Start of Excerpted records

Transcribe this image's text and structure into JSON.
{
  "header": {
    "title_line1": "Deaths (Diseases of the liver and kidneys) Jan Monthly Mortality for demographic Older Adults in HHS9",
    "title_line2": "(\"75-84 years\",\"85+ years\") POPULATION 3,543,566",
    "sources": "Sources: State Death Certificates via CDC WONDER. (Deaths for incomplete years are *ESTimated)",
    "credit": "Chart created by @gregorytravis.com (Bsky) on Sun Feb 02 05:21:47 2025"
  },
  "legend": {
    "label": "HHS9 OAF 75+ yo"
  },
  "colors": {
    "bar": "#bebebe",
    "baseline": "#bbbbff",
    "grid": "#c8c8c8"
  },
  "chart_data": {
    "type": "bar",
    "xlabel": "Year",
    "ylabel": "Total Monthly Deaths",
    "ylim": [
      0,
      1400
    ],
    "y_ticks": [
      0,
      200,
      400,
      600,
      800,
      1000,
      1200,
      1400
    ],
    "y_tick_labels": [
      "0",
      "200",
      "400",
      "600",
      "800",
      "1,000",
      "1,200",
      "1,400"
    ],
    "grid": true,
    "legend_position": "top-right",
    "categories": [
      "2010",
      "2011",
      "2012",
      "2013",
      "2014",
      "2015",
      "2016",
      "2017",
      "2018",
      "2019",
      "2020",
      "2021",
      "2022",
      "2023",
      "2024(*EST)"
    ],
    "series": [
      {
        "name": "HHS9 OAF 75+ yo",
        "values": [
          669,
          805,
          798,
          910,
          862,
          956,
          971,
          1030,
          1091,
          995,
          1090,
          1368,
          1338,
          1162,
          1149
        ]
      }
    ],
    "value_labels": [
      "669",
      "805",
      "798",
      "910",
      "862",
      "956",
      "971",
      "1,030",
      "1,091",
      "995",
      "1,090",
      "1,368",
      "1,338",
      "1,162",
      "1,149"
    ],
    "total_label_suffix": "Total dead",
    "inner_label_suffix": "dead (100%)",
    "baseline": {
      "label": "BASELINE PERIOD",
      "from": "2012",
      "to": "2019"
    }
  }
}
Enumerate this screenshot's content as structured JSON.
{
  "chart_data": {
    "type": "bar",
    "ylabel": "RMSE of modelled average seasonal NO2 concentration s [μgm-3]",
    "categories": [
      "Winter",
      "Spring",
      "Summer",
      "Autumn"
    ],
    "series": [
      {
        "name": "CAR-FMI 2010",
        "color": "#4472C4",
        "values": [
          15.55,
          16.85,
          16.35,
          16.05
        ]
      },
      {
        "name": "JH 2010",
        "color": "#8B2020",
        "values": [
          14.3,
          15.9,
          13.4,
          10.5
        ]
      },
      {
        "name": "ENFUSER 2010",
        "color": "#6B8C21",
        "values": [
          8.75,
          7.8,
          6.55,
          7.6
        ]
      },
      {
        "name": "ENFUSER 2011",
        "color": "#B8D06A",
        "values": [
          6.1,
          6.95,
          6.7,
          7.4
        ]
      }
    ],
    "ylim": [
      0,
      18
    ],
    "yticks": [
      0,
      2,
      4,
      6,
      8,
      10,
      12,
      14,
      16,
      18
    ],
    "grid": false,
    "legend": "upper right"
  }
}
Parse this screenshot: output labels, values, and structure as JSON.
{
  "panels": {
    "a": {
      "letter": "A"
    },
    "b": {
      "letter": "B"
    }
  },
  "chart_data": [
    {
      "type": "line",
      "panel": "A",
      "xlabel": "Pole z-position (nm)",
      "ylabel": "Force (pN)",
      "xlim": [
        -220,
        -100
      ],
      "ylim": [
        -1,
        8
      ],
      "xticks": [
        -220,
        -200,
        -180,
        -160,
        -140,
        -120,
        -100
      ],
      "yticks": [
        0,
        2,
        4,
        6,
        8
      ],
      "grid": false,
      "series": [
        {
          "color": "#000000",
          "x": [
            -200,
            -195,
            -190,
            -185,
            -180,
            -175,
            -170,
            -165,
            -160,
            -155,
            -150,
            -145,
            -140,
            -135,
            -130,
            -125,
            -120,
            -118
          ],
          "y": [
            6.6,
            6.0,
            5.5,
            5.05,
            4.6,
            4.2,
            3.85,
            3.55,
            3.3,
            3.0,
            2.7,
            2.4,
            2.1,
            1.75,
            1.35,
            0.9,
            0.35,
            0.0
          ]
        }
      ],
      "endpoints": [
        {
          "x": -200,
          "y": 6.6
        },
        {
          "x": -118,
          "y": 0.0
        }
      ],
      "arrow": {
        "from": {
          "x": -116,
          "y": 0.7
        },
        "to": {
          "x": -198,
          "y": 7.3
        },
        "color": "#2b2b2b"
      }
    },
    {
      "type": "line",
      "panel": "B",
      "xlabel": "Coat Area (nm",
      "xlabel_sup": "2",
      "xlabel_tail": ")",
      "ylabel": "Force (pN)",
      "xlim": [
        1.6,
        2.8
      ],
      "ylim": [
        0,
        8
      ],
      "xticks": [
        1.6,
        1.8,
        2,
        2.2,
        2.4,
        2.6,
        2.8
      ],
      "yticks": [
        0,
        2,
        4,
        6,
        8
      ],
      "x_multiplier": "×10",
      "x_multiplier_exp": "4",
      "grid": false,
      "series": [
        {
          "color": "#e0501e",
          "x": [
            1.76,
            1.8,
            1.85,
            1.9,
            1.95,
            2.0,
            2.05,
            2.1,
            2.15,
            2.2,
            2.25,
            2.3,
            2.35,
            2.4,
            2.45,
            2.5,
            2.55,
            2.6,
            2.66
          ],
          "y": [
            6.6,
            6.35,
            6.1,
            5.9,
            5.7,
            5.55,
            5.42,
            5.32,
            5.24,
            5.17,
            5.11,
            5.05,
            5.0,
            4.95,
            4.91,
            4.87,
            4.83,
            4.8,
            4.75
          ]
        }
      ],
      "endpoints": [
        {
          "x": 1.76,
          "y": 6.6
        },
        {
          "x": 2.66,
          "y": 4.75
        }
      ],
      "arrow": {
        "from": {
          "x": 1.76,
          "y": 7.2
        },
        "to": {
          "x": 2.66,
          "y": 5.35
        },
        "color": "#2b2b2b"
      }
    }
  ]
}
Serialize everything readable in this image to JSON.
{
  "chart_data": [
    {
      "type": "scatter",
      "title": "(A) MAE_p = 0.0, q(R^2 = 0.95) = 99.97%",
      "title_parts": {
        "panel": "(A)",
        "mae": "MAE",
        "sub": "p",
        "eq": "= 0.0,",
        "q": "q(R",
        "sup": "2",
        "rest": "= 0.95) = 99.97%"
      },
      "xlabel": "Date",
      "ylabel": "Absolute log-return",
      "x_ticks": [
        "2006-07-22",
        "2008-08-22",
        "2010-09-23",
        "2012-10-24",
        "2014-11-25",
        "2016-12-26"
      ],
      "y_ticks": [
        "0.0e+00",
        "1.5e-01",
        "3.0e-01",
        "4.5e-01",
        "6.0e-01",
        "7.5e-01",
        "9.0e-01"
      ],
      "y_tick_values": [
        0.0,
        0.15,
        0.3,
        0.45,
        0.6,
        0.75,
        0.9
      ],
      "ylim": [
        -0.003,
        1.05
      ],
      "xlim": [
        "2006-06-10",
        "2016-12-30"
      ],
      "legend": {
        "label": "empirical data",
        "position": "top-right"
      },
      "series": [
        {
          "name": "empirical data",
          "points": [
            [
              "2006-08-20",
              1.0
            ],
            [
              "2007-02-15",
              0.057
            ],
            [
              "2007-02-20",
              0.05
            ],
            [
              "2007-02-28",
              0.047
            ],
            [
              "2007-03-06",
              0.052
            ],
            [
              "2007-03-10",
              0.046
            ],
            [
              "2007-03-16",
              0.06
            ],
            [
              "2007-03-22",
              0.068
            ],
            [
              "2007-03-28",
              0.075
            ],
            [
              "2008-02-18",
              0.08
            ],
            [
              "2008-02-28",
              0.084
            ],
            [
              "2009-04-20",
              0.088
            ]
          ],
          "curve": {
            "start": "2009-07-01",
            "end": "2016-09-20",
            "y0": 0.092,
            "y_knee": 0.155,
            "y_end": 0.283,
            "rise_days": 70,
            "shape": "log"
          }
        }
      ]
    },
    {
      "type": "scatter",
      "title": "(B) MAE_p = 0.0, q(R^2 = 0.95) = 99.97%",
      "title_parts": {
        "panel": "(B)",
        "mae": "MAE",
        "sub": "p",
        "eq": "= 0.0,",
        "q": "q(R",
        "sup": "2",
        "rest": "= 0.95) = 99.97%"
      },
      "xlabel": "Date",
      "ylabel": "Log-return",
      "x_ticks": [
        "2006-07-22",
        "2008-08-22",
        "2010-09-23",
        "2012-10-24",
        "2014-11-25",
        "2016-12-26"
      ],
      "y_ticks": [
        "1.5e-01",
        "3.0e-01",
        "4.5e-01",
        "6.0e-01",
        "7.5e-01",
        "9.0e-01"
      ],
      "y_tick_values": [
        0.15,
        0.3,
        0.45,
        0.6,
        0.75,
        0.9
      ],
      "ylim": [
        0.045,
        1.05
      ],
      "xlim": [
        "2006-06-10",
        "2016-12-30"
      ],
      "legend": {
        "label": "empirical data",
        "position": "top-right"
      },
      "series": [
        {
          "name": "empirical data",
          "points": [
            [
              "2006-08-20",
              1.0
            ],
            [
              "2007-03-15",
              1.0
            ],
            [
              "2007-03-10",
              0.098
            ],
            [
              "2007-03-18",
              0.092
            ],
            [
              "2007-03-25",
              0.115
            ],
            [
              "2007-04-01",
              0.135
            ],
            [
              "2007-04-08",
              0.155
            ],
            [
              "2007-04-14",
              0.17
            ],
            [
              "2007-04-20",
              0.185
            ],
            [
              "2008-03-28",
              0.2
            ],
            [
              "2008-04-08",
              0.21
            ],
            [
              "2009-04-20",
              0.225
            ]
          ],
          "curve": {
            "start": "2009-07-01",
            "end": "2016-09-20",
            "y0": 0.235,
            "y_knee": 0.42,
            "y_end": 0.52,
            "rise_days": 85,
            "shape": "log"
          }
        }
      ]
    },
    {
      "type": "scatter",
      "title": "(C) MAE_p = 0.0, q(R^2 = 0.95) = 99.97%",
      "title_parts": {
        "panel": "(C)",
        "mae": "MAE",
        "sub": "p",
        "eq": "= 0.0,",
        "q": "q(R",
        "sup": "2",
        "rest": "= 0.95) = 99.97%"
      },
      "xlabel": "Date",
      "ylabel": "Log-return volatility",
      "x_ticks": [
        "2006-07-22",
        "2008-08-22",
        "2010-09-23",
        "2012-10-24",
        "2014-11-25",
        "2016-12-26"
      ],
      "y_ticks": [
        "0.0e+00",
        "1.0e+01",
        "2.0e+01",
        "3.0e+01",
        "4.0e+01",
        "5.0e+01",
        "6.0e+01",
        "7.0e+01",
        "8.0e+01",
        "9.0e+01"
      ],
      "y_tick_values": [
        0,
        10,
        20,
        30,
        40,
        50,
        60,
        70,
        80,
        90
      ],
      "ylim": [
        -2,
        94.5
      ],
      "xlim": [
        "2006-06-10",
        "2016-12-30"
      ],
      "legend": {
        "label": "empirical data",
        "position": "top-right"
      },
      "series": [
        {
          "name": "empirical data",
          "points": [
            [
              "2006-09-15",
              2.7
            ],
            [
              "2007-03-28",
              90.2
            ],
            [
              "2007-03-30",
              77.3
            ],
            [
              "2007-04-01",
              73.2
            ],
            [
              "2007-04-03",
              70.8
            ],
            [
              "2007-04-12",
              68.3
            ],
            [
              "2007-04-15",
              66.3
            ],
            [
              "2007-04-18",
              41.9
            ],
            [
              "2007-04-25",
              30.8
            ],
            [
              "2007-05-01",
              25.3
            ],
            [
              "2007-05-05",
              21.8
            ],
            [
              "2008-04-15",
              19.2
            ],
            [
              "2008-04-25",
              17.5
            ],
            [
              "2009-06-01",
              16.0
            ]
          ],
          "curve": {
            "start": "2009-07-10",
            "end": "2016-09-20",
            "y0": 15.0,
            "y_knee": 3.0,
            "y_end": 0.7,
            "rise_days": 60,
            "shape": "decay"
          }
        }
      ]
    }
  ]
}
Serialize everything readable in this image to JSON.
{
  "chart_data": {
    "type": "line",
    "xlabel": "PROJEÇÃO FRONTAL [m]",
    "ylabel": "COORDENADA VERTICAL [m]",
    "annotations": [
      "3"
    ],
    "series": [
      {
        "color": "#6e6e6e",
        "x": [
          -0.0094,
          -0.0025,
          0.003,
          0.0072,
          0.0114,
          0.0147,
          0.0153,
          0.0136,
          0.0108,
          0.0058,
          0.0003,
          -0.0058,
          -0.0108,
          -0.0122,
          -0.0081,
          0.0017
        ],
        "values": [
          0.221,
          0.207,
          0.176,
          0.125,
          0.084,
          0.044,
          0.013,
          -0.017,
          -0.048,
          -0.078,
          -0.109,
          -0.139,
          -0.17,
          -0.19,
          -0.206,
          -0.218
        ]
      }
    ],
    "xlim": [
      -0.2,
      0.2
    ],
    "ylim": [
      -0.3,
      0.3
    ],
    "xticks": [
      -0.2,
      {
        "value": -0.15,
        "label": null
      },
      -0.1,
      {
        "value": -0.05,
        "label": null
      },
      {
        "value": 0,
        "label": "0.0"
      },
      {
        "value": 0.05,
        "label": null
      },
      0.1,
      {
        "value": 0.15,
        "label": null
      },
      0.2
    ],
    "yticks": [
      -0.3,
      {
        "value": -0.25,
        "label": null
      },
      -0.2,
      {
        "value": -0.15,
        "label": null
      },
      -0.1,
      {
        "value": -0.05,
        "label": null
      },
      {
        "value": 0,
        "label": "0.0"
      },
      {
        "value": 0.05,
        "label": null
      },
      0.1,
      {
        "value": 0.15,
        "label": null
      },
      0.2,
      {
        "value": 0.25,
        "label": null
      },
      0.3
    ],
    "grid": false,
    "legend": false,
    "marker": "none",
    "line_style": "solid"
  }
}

End of Excerpted records

Stated goal: Where a line above contains the string "Deaths", copy that line.

Result:
    "title_line1": "Deaths (Diseases of the liver and kidneys) Jan Monthly Mortality for demographic Older Adults in HHS9",
    "sources": "Sources: State Death Certificates via CDC WONDER. (Deaths for incomplete years are *ESTimated)",
    "ylabel": "Total Monthly Deaths",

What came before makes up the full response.